What to do →
Copy out, exactly as written, only the line containing "What data populates" and the lines after it through the end of the records.

☆ ☆ ☆ ☆

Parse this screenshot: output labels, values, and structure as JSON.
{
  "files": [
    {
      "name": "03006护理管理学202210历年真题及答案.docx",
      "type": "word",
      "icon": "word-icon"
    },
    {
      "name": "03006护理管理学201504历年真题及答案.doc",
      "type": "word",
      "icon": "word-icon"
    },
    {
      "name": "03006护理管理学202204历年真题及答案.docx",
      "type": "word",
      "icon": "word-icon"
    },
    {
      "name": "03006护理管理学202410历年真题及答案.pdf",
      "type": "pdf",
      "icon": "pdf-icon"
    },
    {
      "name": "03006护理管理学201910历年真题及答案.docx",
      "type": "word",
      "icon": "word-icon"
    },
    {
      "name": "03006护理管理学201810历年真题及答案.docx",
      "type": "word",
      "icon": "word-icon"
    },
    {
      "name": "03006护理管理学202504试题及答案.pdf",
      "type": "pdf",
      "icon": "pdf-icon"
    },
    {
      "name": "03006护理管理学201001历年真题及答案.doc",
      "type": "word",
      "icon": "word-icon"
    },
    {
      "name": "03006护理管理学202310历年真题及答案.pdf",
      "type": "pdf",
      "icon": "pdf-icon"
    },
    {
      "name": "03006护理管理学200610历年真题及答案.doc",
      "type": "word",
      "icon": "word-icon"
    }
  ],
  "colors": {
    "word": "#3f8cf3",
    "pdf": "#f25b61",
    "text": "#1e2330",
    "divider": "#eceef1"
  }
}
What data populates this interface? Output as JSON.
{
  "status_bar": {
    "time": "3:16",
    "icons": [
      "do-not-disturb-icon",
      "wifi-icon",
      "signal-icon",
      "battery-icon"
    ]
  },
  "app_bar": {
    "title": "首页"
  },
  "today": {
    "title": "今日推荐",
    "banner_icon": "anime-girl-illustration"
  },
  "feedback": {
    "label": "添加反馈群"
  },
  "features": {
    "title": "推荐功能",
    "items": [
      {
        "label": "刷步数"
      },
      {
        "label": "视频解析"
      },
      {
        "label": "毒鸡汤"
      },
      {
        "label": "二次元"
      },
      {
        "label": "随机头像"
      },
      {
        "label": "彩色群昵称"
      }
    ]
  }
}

☆ ☆ ☆ ☆

Right answer →
What data populates this interface? Output as JSON.
{
  "status_bar": {
    "time": "3:16",
    "icons": [
      "do-not-disturb-icon",
      "wifi-icon",
      "signal-icon",
      "battery-icon"
    ]
  },
  "app_bar": {
    "title": "首页"
  },
  "today": {
    "title": "今日推荐",
    "banner_icon": "anime-girl-illustration"
  },
  "feedback": {
    "label": "添加反馈群"
  },
  "features": {
    "title": "推荐功能",
    "items": [
      {
        "label": "刷步数"
      },
      {
        "label": "视频解析"
      },
      {
        "label": "毒鸡汤"
      },
      {
        "label": "二次元"
      },
      {
        "label": "随机头像"
      },
      {
        "label": "彩色群昵称"
      }
    ]
  }
}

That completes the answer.